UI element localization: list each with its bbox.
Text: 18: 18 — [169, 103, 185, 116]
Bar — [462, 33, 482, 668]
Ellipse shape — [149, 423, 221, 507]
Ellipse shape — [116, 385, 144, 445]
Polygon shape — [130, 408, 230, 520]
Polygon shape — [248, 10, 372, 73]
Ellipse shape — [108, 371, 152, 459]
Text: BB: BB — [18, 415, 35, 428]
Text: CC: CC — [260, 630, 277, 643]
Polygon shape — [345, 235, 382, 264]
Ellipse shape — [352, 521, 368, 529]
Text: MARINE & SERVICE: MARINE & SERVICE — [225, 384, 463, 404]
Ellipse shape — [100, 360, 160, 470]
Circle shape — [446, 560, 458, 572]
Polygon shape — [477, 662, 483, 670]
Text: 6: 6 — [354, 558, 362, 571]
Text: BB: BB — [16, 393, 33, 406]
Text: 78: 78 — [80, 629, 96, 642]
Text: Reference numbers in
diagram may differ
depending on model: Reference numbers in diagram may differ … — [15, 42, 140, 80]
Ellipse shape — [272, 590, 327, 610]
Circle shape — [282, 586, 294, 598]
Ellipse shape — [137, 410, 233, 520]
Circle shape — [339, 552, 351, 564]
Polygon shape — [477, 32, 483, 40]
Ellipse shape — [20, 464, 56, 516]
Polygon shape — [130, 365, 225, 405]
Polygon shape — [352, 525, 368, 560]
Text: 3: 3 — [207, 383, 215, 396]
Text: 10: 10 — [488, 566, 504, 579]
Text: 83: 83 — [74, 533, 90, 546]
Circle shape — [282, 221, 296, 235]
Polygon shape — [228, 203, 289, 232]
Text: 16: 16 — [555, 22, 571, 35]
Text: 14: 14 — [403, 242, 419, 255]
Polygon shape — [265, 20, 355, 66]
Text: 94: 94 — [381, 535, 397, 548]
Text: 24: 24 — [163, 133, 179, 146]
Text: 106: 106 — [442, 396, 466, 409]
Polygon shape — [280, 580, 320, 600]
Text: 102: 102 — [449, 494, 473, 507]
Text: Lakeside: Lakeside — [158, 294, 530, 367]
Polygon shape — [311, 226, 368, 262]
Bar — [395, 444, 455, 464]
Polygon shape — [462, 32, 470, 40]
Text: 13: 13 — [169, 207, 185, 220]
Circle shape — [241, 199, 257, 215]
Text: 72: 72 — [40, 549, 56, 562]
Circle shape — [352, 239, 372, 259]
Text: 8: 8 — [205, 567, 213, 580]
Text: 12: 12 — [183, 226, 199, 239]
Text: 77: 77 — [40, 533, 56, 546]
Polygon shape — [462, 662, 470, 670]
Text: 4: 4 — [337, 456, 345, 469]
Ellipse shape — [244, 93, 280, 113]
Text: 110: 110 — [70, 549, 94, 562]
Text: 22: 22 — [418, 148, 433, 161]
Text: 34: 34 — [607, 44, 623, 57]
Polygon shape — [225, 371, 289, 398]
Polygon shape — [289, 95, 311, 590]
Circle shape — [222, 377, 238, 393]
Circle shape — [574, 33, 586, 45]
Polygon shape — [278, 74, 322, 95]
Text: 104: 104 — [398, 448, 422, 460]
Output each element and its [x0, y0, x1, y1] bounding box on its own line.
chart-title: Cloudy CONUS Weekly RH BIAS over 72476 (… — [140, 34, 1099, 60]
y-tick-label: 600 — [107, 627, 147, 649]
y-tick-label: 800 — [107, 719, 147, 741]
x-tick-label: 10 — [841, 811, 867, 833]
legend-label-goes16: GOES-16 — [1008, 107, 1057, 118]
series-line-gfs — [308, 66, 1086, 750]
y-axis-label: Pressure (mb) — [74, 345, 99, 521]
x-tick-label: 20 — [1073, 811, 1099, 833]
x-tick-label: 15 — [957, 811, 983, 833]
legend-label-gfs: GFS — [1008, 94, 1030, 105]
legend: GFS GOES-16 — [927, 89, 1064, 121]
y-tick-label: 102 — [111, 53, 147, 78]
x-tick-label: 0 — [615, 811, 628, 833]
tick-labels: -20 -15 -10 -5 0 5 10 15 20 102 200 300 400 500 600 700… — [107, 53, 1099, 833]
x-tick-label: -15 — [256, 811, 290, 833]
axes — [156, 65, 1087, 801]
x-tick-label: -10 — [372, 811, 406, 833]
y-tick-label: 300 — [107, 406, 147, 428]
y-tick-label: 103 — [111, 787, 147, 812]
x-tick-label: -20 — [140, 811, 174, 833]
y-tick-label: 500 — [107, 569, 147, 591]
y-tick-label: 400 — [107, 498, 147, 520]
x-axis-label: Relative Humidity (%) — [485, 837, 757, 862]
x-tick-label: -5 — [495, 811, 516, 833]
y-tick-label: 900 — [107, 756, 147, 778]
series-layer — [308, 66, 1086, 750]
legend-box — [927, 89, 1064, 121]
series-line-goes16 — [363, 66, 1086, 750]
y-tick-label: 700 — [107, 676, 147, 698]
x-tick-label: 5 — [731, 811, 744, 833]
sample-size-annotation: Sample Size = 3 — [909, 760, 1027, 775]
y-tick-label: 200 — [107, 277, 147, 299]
==============================
▶ _ENUNCIADO DA TAREFA_: Transcreva sem nenhuma alteração todas as linhas dos registros acima, do início ao fim.

▶ _RESOLUÇÃO DA TAREFA_:
UI element localization: list each with its bbox.
Text: 18: 18 — [169, 103, 185, 116]
Bar — [462, 33, 482, 668]
Ellipse shape — [149, 423, 221, 507]
Ellipse shape — [116, 385, 144, 445]
Polygon shape — [130, 408, 230, 520]
Polygon shape — [248, 10, 372, 73]
Ellipse shape — [108, 371, 152, 459]
Text: BB: BB — [18, 415, 35, 428]
Text: CC: CC — [260, 630, 277, 643]
Polygon shape — [345, 235, 382, 264]
Ellipse shape — [352, 521, 368, 529]
Text: MARINE & SERVICE: MARINE & SERVICE — [225, 384, 463, 404]
Ellipse shape — [100, 360, 160, 470]
Circle shape — [446, 560, 458, 572]
Polygon shape — [477, 662, 483, 670]
Text: 6: 6 — [354, 558, 362, 571]
Text: BB: BB — [16, 393, 33, 406]
Text: 78: 78 — [80, 629, 96, 642]
Text: Reference numbers in
diagram may differ
depending on model: Reference numbers in diagram may differ … — [15, 42, 140, 80]
Ellipse shape — [272, 590, 327, 610]
Circle shape — [282, 586, 294, 598]
Ellipse shape — [137, 410, 233, 520]
Circle shape — [339, 552, 351, 564]
Polygon shape — [477, 32, 483, 40]
Ellipse shape — [20, 464, 56, 516]
Polygon shape — [130, 365, 225, 405]
Polygon shape — [352, 525, 368, 560]
Text: 3: 3 — [207, 383, 215, 396]
Text: 10: 10 — [488, 566, 504, 579]
Text: 83: 83 — [74, 533, 90, 546]
Circle shape — [282, 221, 296, 235]
Polygon shape — [228, 203, 289, 232]
Text: 16: 16 — [555, 22, 571, 35]
Text: 14: 14 — [403, 242, 419, 255]
Polygon shape — [265, 20, 355, 66]
Text: 94: 94 — [381, 535, 397, 548]
Text: 24: 24 — [163, 133, 179, 146]
Text: 106: 106 — [442, 396, 466, 409]
Polygon shape — [280, 580, 320, 600]
Text: 102: 102 — [449, 494, 473, 507]
Text: Lakeside: Lakeside — [158, 294, 530, 367]
Polygon shape — [311, 226, 368, 262]
Bar — [395, 444, 455, 464]
Polygon shape — [462, 32, 470, 40]
Text: 13: 13 — [169, 207, 185, 220]
Circle shape — [241, 199, 257, 215]
Text: 72: 72 — [40, 549, 56, 562]
Circle shape — [352, 239, 372, 259]
Text: 8: 8 — [205, 567, 213, 580]
Text: 12: 12 — [183, 226, 199, 239]
Text: 77: 77 — [40, 533, 56, 546]
Polygon shape — [462, 662, 470, 670]
Text: 4: 4 — [337, 456, 345, 469]
Ellipse shape — [244, 93, 280, 113]
Text: 110: 110 — [70, 549, 94, 562]
Text: 22: 22 — [418, 148, 433, 161]
Text: 34: 34 — [607, 44, 623, 57]
Polygon shape — [225, 371, 289, 398]
Polygon shape — [289, 95, 311, 590]
Circle shape — [222, 377, 238, 393]
Circle shape — [574, 33, 586, 45]
Polygon shape — [278, 74, 322, 95]
Text: 104: 104 — [398, 448, 422, 460]
Output each element and its [x0, y0, x1, y1] bounding box on its own line.
chart-title: Cloudy CONUS Weekly RH BIAS over 72476 (… — [140, 34, 1099, 60]
y-tick-label: 600 — [107, 627, 147, 649]
y-tick-label: 800 — [107, 719, 147, 741]
x-tick-label: 10 — [841, 811, 867, 833]
legend-label-goes16: GOES-16 — [1008, 107, 1057, 118]
series-line-gfs — [308, 66, 1086, 750]
y-axis-label: Pressure (mb) — [74, 345, 99, 521]
x-tick-label: 20 — [1073, 811, 1099, 833]
x-tick-label: 15 — [957, 811, 983, 833]
legend-label-gfs: GFS — [1008, 94, 1030, 105]
legend: GFS GOES-16 — [927, 89, 1064, 121]
y-tick-label: 102 — [111, 53, 147, 78]
x-tick-label: 0 — [615, 811, 628, 833]
tick-labels: -20 -15 -10 -5 0 5 10 15 20 102 200 300 400 500 600 700… — [107, 53, 1099, 833]
x-tick-label: -15 — [256, 811, 290, 833]
axes — [156, 65, 1087, 801]
x-tick-label: -10 — [372, 811, 406, 833]
y-tick-label: 300 — [107, 406, 147, 428]
y-tick-label: 103 — [111, 787, 147, 812]
x-tick-label: -20 — [140, 811, 174, 833]
y-tick-label: 500 — [107, 569, 147, 591]
y-tick-label: 400 — [107, 498, 147, 520]
x-axis-label: Relative Humidity (%) — [485, 837, 757, 862]
x-tick-label: -5 — [495, 811, 516, 833]
y-tick-label: 900 — [107, 756, 147, 778]
series-layer — [308, 66, 1086, 750]
legend-box — [927, 89, 1064, 121]
series-line-goes16 — [363, 66, 1086, 750]
y-tick-label: 700 — [107, 676, 147, 698]
x-tick-label: 5 — [731, 811, 744, 833]
sample-size-annotation: Sample Size = 3 — [909, 760, 1027, 775]
y-tick-label: 200 — [107, 277, 147, 299]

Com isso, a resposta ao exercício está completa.